What is required: Where a line in the listing contains the string "studied", copy that line out.
****************
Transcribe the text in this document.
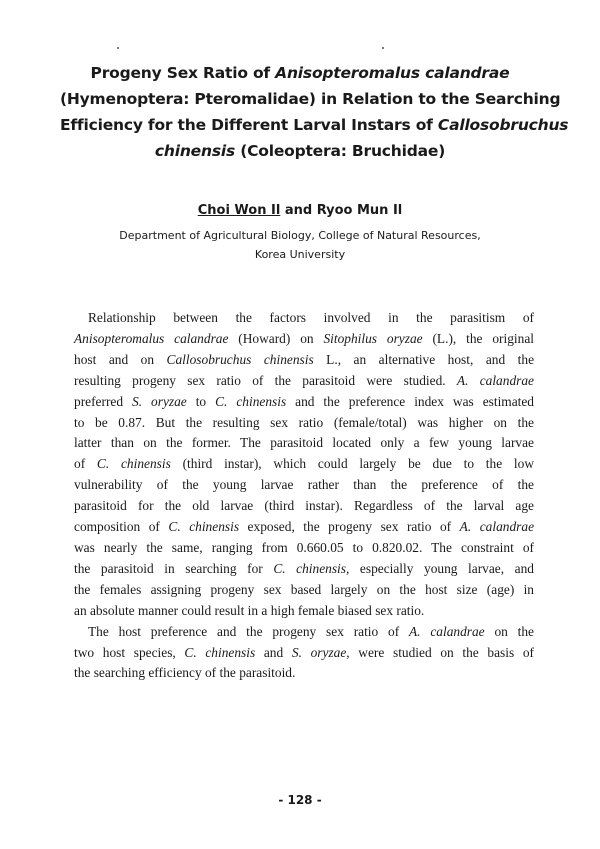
Progeny Sex Ratio of Anisopteromalus calandrae
(Hymenoptera: Pteromalidae) in Relation to the Searching
Efficiency for the Different Larval Instars of Callosobruchus
chinensis (Coleoptera: Bruchidae)
Choi Won Il and Ryoo Mun Il
Department of Agricultural Biology, College of Natural Resources,
Korea University
Relationship between the factors involved in the parasitism of
Anisopteromalus calandrae (Howard) on Sitophilus oryzae (L.), the original
host and on Callosobruchus chinensis L., an alternative host, and the
resulting progeny sex ratio of the parasitoid were studied. A. calandrae
preferred S. oryzae to C. chinensis and the preference index was estimated
to be 0.87. But the resulting sex ratio (female/total) was higher on the
latter than on the former. The parasitoid located only a few young larvae
of C. chinensis (third instar), which could largely be due to the low
vulnerability of the young larvae rather than the preference of the
parasitoid for the old larvae (third instar). Regardless of the larval age
composition of C. chinensis exposed, the progeny sex ratio of A. calandrae
was nearly the same, ranging from 0.660.05 to 0.820.02. The constraint of
the parasitoid in searching for C. chinensis, especially young larvae, and
the females assigning progeny sex based largely on the host size (age) in
an absolute manner could result in a high female biased sex ratio.
The host preference and the progeny sex ratio of A. calandrae on the
two host species, C. chinensis and S. oryzae, were studied on the basis of
the searching efficiency of the parasitoid.
- 128 -
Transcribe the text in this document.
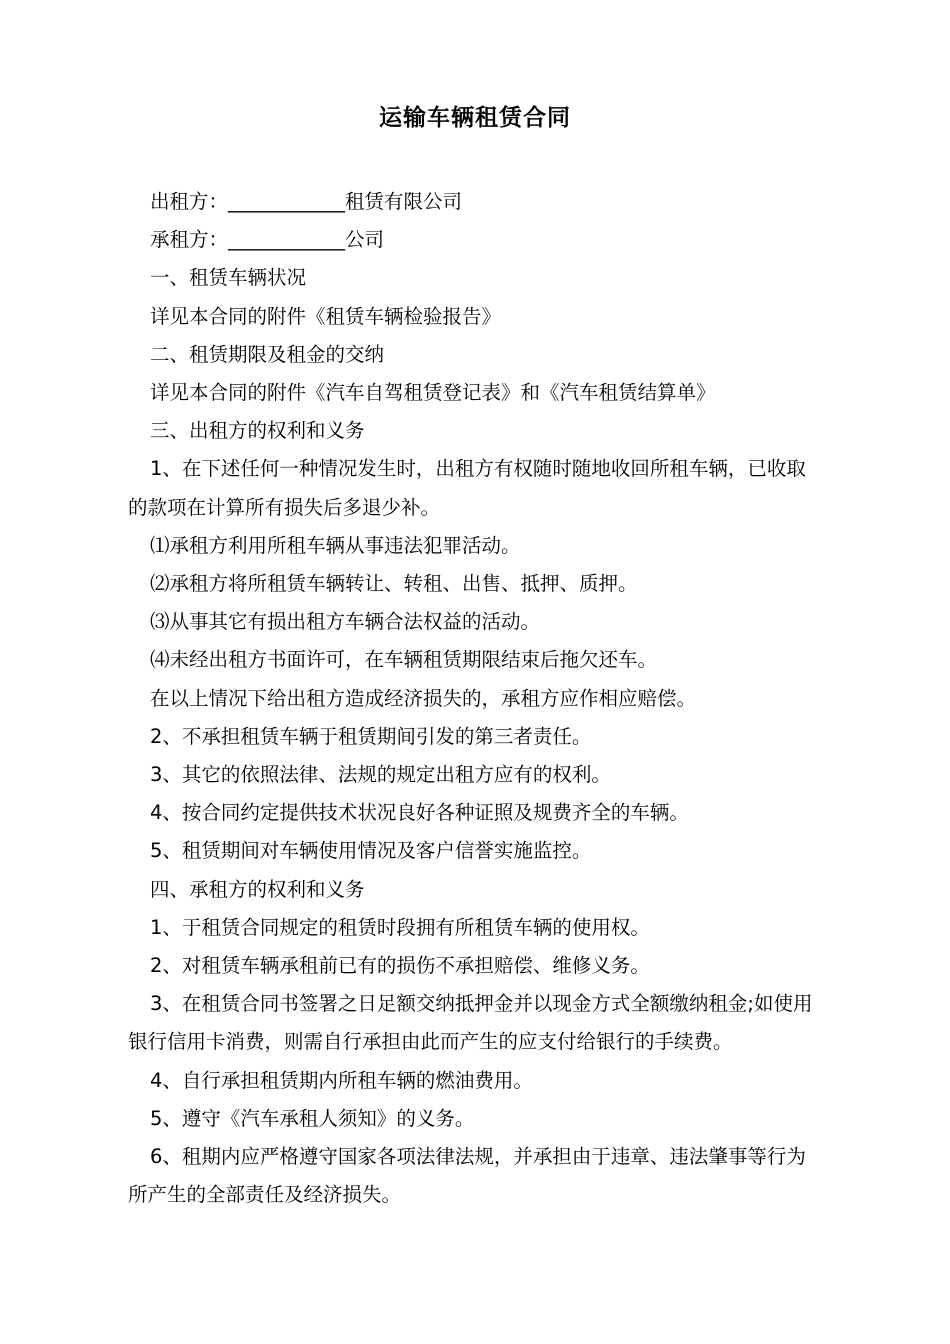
运输车辆租赁合同

出租方：____________租赁有限公司

承租方：____________公司

一、租赁车辆状况

详见本合同的附件《租赁车辆检验报告》

二、租赁期限及租金的交纳

详见本合同的附件《汽车自驾租赁登记表》和《汽车租赁结算单》

三、出租方的权利和义务

1、在下述任何一种情况发生时，出租方有权随时随地收回所租车辆，已收取的款项在计算所有损失后多退少补。

⑴承租方利用所租车辆从事违法犯罪活动。

⑵承租方将所租赁车辆转让、转租、出售、抵押、质押。

⑶从事其它有损出租方车辆合法权益的活动。

⑷未经出租方书面许可，在车辆租赁期限结束后拖欠还车。

在以上情况下给出租方造成经济损失的，承租方应作相应赔偿。

2、不承担租赁车辆于租赁期间引发的第三者责任。

3、其它的依照法律、法规的规定出租方应有的权利。

4、按合同约定提供技术状况良好各种证照及规费齐全的车辆。

5、租赁期间对车辆使用情况及客户信誉实施监控。

四、承租方的权利和义务

1、于租赁合同规定的租赁时段拥有所租赁车辆的使用权。

2、对租赁车辆承租前已有的损伤不承担赔偿、维修义务。

3、在租赁合同书签署之日足额交纳抵押金并以现金方式全额缴纳租金;如使用银行信用卡消费，则需自行承担由此而产生的应支付给银行的手续费。

4、自行承担租赁期内所租车辆的燃油费用。

5、遵守《汽车承租人须知》的义务。

6、租期内应严格遵守国家各项法律法规，并承担由于违章、违法肇事等行为所产生的全部责任及经济损失。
****************
Problem solution:
resulting progeny sex ratio of the parasitoid were studied. A. calandrae
two host species, C. chinensis and S. oryzae, were studied on the basis of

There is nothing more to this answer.